## Exercise goal
Leave out the pictures and transcribe the rest of the records exactly.

## Source records

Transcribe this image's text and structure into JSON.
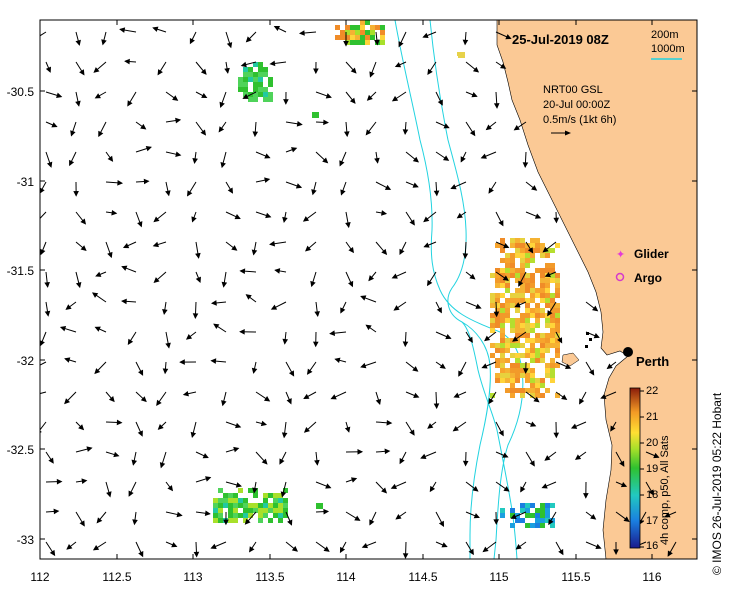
{
  "title": "25-Jul-2019 08Z",
  "bathy_legend": {
    "line1": "200m",
    "line2": "1000m"
  },
  "current_info": {
    "line1": "NRT00 GSL",
    "line2": "20-Jul 00:00Z",
    "line3": "0.5m/s (1kt 6h)"
  },
  "legend": {
    "glider": "Glider",
    "argo": "Argo"
  },
  "city": "Perth",
  "colorbar": {
    "label": "4h comp, p50, All Sats",
    "ticks": [
      "22",
      "21",
      "20",
      "19",
      "18",
      "17",
      "16"
    ]
  },
  "credit": "© IMOS 26-Jul-2019 05:22 Hobart",
  "axes": {
    "x_ticks": [
      "112",
      "112.5",
      "113",
      "113.5",
      "114",
      "114.5",
      "115",
      "115.5",
      "116"
    ],
    "y_ticks": [
      "-30.5",
      "-31",
      "-31.5",
      "-32",
      "-32.5",
      "-33"
    ]
  },
  "colors": {
    "land": "#fbc995",
    "bathymetry": "#22d3e0",
    "glider": "#e53ad6",
    "argo": "#d53acb"
  }
}
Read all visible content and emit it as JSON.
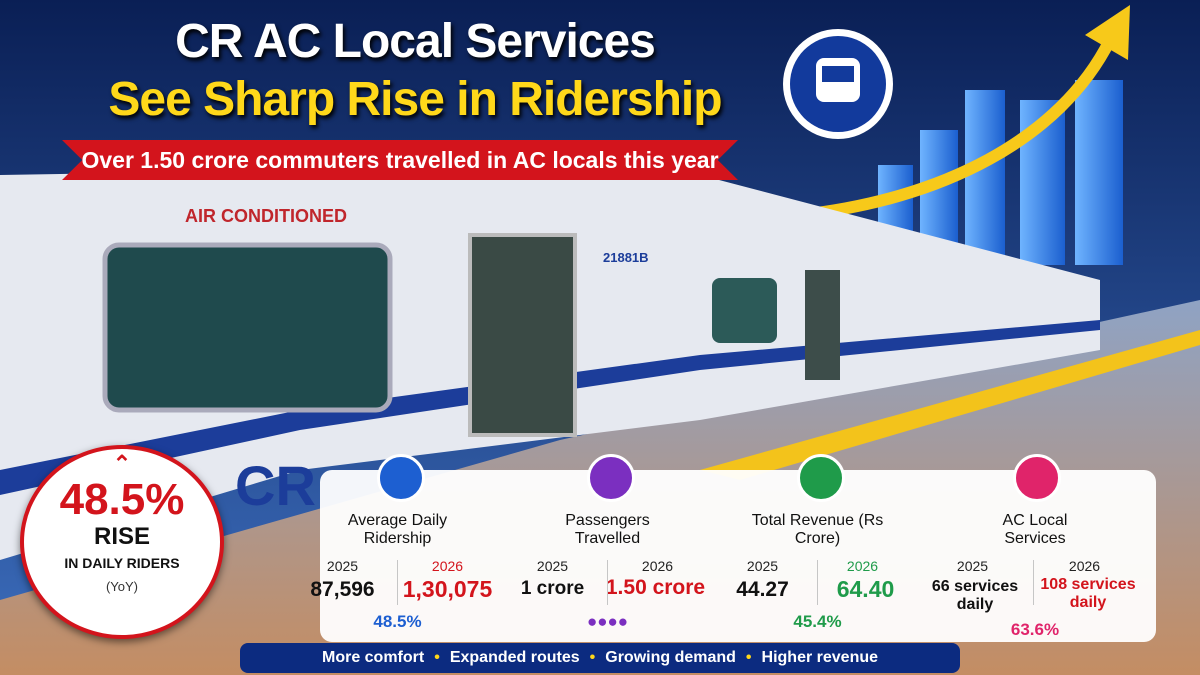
{
  "header": {
    "title_line1": "CR AC Local Services",
    "title_line2": "See Sharp Rise in Ridership",
    "subtitle": "Over 1.50 crore commuters travelled in AC locals this year"
  },
  "photo": {
    "coach_label": "AIR CONDITIONED",
    "coach_number": "21881B",
    "logo": "CR"
  },
  "badge": {
    "value": "48.5%",
    "label": "RISE",
    "sublabel": "IN DAILY RIDERS",
    "note": "(YoY)"
  },
  "stats": [
    {
      "title": "Average Daily Ridership",
      "year_a": "2025",
      "value_a": "87,596",
      "year_b": "2026",
      "value_b": "1,30,075",
      "change": "48.5%"
    },
    {
      "title": "Passengers Travelled",
      "year_a": "2025",
      "value_a": "1 crore",
      "year_b": "2026",
      "value_b": "1.50 crore"
    },
    {
      "title": "Total Revenue (Rs Crore)",
      "year_a": "2025",
      "value_a": "44.27",
      "year_b": "2026",
      "value_b": "64.40",
      "change": "45.4%"
    },
    {
      "title": "AC Local Services",
      "year_a": "2025",
      "value_a": "66 services daily",
      "year_b": "2026",
      "value_b": "108 services daily",
      "change": "63.6%"
    }
  ],
  "footer": {
    "items": [
      "More comfort",
      "Expanded routes",
      "Growing demand",
      "Higher revenue"
    ]
  }
}
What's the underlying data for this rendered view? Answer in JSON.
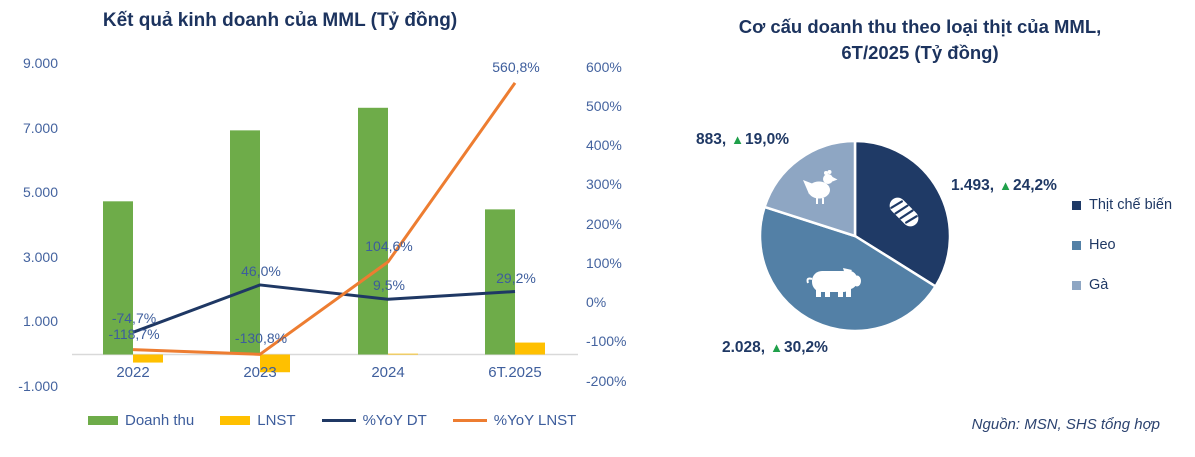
{
  "chart_data": [
    {
      "type": "bar+line",
      "title": "Kết quả kinh doanh của MML (Tỷ đồng)",
      "categories": [
        "2022",
        "2023",
        "2024",
        "6T.2025"
      ],
      "series": [
        {
          "name": "Doanh thu",
          "type": "bar",
          "axis": "left",
          "color": "#6EAC49",
          "values": [
            4750,
            6950,
            7650,
            4500
          ]
        },
        {
          "name": "LNST",
          "type": "bar",
          "axis": "left",
          "color": "#FFC000",
          "values": [
            -250,
            -550,
            25,
            370
          ]
        },
        {
          "name": "%YoY DT",
          "type": "line",
          "axis": "right",
          "color": "#1F3864",
          "values": [
            -74.7,
            46.0,
            9.5,
            29.2
          ],
          "labels": [
            "-74,7%",
            "46,0%",
            "9,5%",
            "29,2%"
          ]
        },
        {
          "name": "%YoY LNST",
          "type": "line",
          "axis": "right",
          "color": "#ED7D31",
          "values": [
            -118.7,
            -130.8,
            104.6,
            560.8
          ],
          "labels": [
            "-118,7%",
            "-130,8%",
            "104,6%",
            "560,8%"
          ]
        }
      ],
      "y_left_axis": {
        "min": -1000,
        "max": 9000,
        "step": 2000,
        "tick_labels": [
          "9.000",
          "7.000",
          "5.000",
          "3.000",
          "1.000",
          "-1.000"
        ]
      },
      "y_right_axis": {
        "min": -200,
        "max": 600,
        "step": 100,
        "tick_labels": [
          "600%",
          "500%",
          "400%",
          "300%",
          "200%",
          "100%",
          "0%",
          "-100%",
          "-200%"
        ]
      },
      "legend_position": "bottom",
      "grid": false
    },
    {
      "type": "pie",
      "title": [
        "Cơ cấu doanh thu theo loại thịt của MML,",
        "6T/2025 (Tỷ đồng)"
      ],
      "delta_icon": "▲",
      "slices": [
        {
          "name": "Thịt chế biến",
          "value": 1493,
          "label": "1.493,",
          "delta": "24,2%",
          "color": "#1F3A66",
          "icon": "hotdog-icon"
        },
        {
          "name": "Heo",
          "value": 2028,
          "label": "2.028,",
          "delta": "30,2%",
          "color": "#5380A6",
          "icon": "pig-icon"
        },
        {
          "name": "Gà",
          "value": 883,
          "label": "883,",
          "delta": "19,0%",
          "color": "#8EA6C3",
          "icon": "chicken-icon"
        }
      ],
      "legend": [
        "Thịt chế biến",
        "Heo",
        "Gà"
      ],
      "legend_position": "right",
      "delta_color": "#1FA04A",
      "source": "Nguồn: MSN, SHS tổng hợp"
    }
  ]
}
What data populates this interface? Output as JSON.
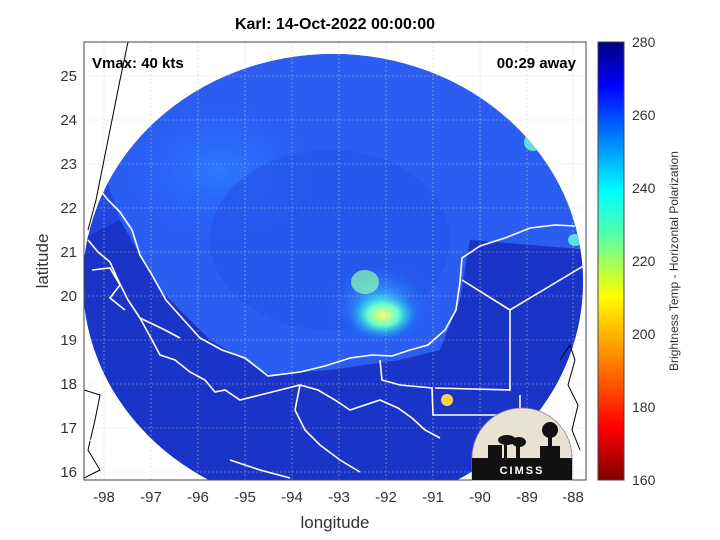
{
  "title": "Karl: 14-Oct-2022 00:00:00",
  "annotations": {
    "vmax": "Vmax: 40 kts",
    "away": "00:29 away"
  },
  "axes": {
    "xlabel": "longitude",
    "ylabel": "latitude",
    "x_ticks": [
      "-98",
      "-97",
      "-96",
      "-95",
      "-94",
      "-93",
      "-92",
      "-91",
      "-90",
      "-89",
      "-88"
    ],
    "y_ticks": [
      "16",
      "17",
      "18",
      "19",
      "20",
      "21",
      "22",
      "23",
      "24",
      "25"
    ],
    "xlim": [
      -98.3,
      -87.8
    ],
    "ylim": [
      15.8,
      25.8
    ]
  },
  "colorbar": {
    "label": "Brightness Temp - Horizontal Polarization",
    "ticks": [
      "160",
      "180",
      "200",
      "220",
      "240",
      "260",
      "280"
    ],
    "range": [
      160,
      280
    ]
  },
  "logo": {
    "text": "CIMSS"
  },
  "colors": {
    "background_swath": "#1c3fd6",
    "coast": "#ffffff",
    "land_outside": "#000000"
  }
}
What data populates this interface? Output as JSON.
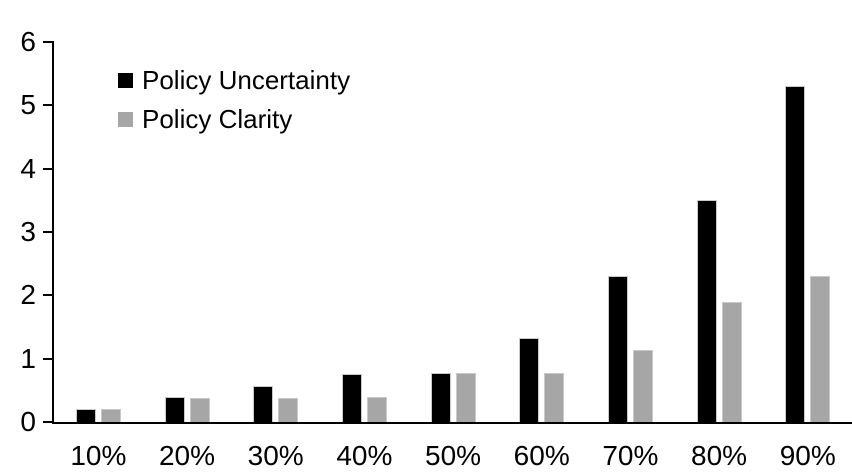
{
  "chart_data": {
    "type": "bar",
    "title": "",
    "xlabel": "",
    "ylabel": "",
    "categories": [
      "10%",
      "20%",
      "30%",
      "40%",
      "50%",
      "60%",
      "70%",
      "80%",
      "90%"
    ],
    "series": [
      {
        "name": "Policy Uncertainty",
        "color": "#000000",
        "values": [
          0.2,
          0.4,
          0.57,
          0.76,
          0.78,
          1.33,
          2.3,
          3.5,
          5.3
        ]
      },
      {
        "name": "Policy Clarity",
        "color": "#A6A6A6",
        "values": [
          0.2,
          0.38,
          0.38,
          0.39,
          0.77,
          0.77,
          1.13,
          1.9,
          2.3
        ]
      }
    ],
    "ylim": [
      0,
      6
    ],
    "y_ticks": [
      0,
      1,
      2,
      3,
      4,
      5,
      6
    ],
    "grid": false,
    "legend_position": "top-left-inside",
    "background": "#ffffff",
    "axis_color": "#000000"
  }
}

## Task solution
Transcribe this image's text and structure into JSON.
{
  "title": "25-Jul-2019 08Z",
  "bathy_legend": {
    "line1": "200m",
    "line2": "1000m"
  },
  "current_info": {
    "line1": "NRT00 GSL",
    "line2": "20-Jul 00:00Z",
    "line3": "0.5m/s (1kt 6h)"
  },
  "legend": {
    "glider": "Glider",
    "argo": "Argo"
  },
  "city": "Perth",
  "colorbar": {
    "label": "4h comp, p50, All Sats",
    "ticks": [
      "22",
      "21",
      "20",
      "19",
      "18",
      "17",
      "16"
    ]
  },
  "credit": "© IMOS 26-Jul-2019 05:22 Hobart",
  "axes": {
    "x_ticks": [
      "112",
      "112.5",
      "113",
      "113.5",
      "114",
      "114.5",
      "115",
      "115.5",
      "116"
    ],
    "y_ticks": [
      "-30.5",
      "-31",
      "-31.5",
      "-32",
      "-32.5",
      "-33"
    ]
  },
  "colors": {
    "land": "#fbc995",
    "bathymetry": "#22d3e0",
    "glider": "#e53ad6",
    "argo": "#d53acb"
  }
}
Read all visible content and emit it as JSON.
{
  "header": {
    "title_line1": "CR AC Local Services",
    "title_line2": "See Sharp Rise in Ridership",
    "subtitle": "Over 1.50 crore commuters travelled in AC locals this year"
  },
  "photo": {
    "coach_label": "AIR CONDITIONED",
    "coach_number": "21881B",
    "logo": "CR"
  },
  "badge": {
    "value": "48.5%",
    "label": "RISE",
    "sublabel": "IN DAILY RIDERS",
    "note": "(YoY)"
  },
  "stats": [
    {
      "title": "Average Daily Ridership",
      "year_a": "2025",
      "value_a": "87,596",
      "year_b": "2026",
      "value_b": "1,30,075",
      "change": "48.5%"
    },
    {
      "title": "Passengers Travelled",
      "year_a": "2025",
      "value_a": "1 crore",
      "year_b": "2026",
      "value_b": "1.50 crore"
    },
    {
      "title": "Total Revenue (Rs Crore)",
      "year_a": "2025",
      "value_a": "44.27",
      "year_b": "2026",
      "value_b": "64.40",
      "change": "45.4%"
    },
    {
      "title": "AC Local Services",
      "year_a": "2025",
      "value_a": "66 services daily",
      "year_b": "2026",
      "value_b": "108 services daily",
      "change": "63.6%"
    }
  ],
  "footer": {
    "items": [
      "More comfort",
      "Expanded routes",
      "Growing demand",
      "Higher revenue"
    ]
  }
}
What's the underlying data for this rendered view? Answer in JSON.
{
  "chart_data": [
    {
      "type": "bar+line",
      "title": "Kết quả kinh doanh của MML (Tỷ đồng)",
      "categories": [
        "2022",
        "2023",
        "2024",
        "6T.2025"
      ],
      "series": [
        {
          "name": "Doanh thu",
          "type": "bar",
          "axis": "left",
          "color": "#6EAC49",
          "values": [
            4750,
            6950,
            7650,
            4500
          ]
        },
        {
          "name": "LNST",
          "type": "bar",
          "axis": "left",
          "color": "#FFC000",
          "values": [
            -250,
            -550,
            25,
            370
          ]
        },
        {
          "name": "%YoY DT",
          "type": "line",
          "axis": "right",
          "color": "#1F3864",
          "values": [
            -74.7,
            46.0,
            9.5,
            29.2
          ],
          "labels": [
            "-74,7%",
            "46,0%",
            "9,5%",
            "29,2%"
          ]
        },
        {
          "name": "%YoY LNST",
          "type": "line",
          "axis": "right",
          "color": "#ED7D31",
          "values": [
            -118.7,
            -130.8,
            104.6,
            560.8
          ],
          "labels": [
            "-118,7%",
            "-130,8%",
            "104,6%",
            "560,8%"
          ]
        }
      ],
      "y_left_axis": {
        "min": -1000,
        "max": 9000,
        "step": 2000,
        "tick_labels": [
          "9.000",
          "7.000",
          "5.000",
          "3.000",
          "1.000",
          "-1.000"
        ]
      },
      "y_right_axis": {
        "min": -200,
        "max": 600,
        "step": 100,
        "tick_labels": [
          "600%",
          "500%",
          "400%",
          "300%",
          "200%",
          "100%",
          "0%",
          "-100%",
          "-200%"
        ]
      },
      "legend_position": "bottom",
      "grid": false
    },
    {
      "type": "pie",
      "title": [
        "Cơ cấu doanh thu theo loại thịt của MML,",
        "6T/2025 (Tỷ đồng)"
      ],
      "delta_icon": "▲",
      "slices": [
        {
          "name": "Thịt chế biến",
          "value": 1493,
          "label": "1.493,",
          "delta": "24,2%",
          "color": "#1F3A66",
          "icon": "hotdog-icon"
        },
        {
          "name": "Heo",
          "value": 2028,
          "label": "2.028,",
          "delta": "30,2%",
          "color": "#5380A6",
          "icon": "pig-icon"
        },
        {
          "name": "Gà",
          "value": 883,
          "label": "883,",
          "delta": "19,0%",
          "color": "#8EA6C3",
          "icon": "chicken-icon"
        }
      ],
      "legend": [
        "Thịt chế biến",
        "Heo",
        "Gà"
      ],
      "legend_position": "right",
      "delta_color": "#1FA04A",
      "source": "Nguồn: MSN, SHS tổng hợp"
    }
  ]
}
What data populates this interface? Output as JSON.
{
  "title": "Karl: 14-Oct-2022 00:00:00",
  "annotations": {
    "vmax": "Vmax: 40 kts",
    "away": "00:29 away"
  },
  "axes": {
    "xlabel": "longitude",
    "ylabel": "latitude",
    "x_ticks": [
      "-98",
      "-97",
      "-96",
      "-95",
      "-94",
      "-93",
      "-92",
      "-91",
      "-90",
      "-89",
      "-88"
    ],
    "y_ticks": [
      "16",
      "17",
      "18",
      "19",
      "20",
      "21",
      "22",
      "23",
      "24",
      "25"
    ],
    "xlim": [
      -98.3,
      -87.8
    ],
    "ylim": [
      15.8,
      25.8
    ]
  },
  "colorbar": {
    "label": "Brightness Temp - Horizontal Polarization",
    "ticks": [
      "160",
      "180",
      "200",
      "220",
      "240",
      "260",
      "280"
    ],
    "range": [
      160,
      280
    ]
  },
  "logo": {
    "text": "CIMSS"
  },
  "colors": {
    "background_swath": "#1c3fd6",
    "coast": "#ffffff",
    "land_outside": "#000000"
  }
}
What data populates this interface? Output as JSON.
{
  "chart_data": {
    "type": "bar",
    "title": "",
    "xlabel": "",
    "ylabel": "",
    "categories": [
      "10%",
      "20%",
      "30%",
      "40%",
      "50%",
      "60%",
      "70%",
      "80%",
      "90%"
    ],
    "series": [
      {
        "name": "Policy Uncertainty",
        "color": "#000000",
        "values": [
          0.2,
          0.4,
          0.57,
          0.76,
          0.78,
          1.33,
          2.3,
          3.5,
          5.3
        ]
      },
      {
        "name": "Policy Clarity",
        "color": "#A6A6A6",
        "values": [
          0.2,
          0.38,
          0.38,
          0.39,
          0.77,
          0.77,
          1.13,
          1.9,
          2.3
        ]
      }
    ],
    "ylim": [
      0,
      6
    ],
    "y_ticks": [
      0,
      1,
      2,
      3,
      4,
      5,
      6
    ],
    "grid": false,
    "legend_position": "top-left-inside",
    "background": "#ffffff",
    "axis_color": "#000000"
  }
}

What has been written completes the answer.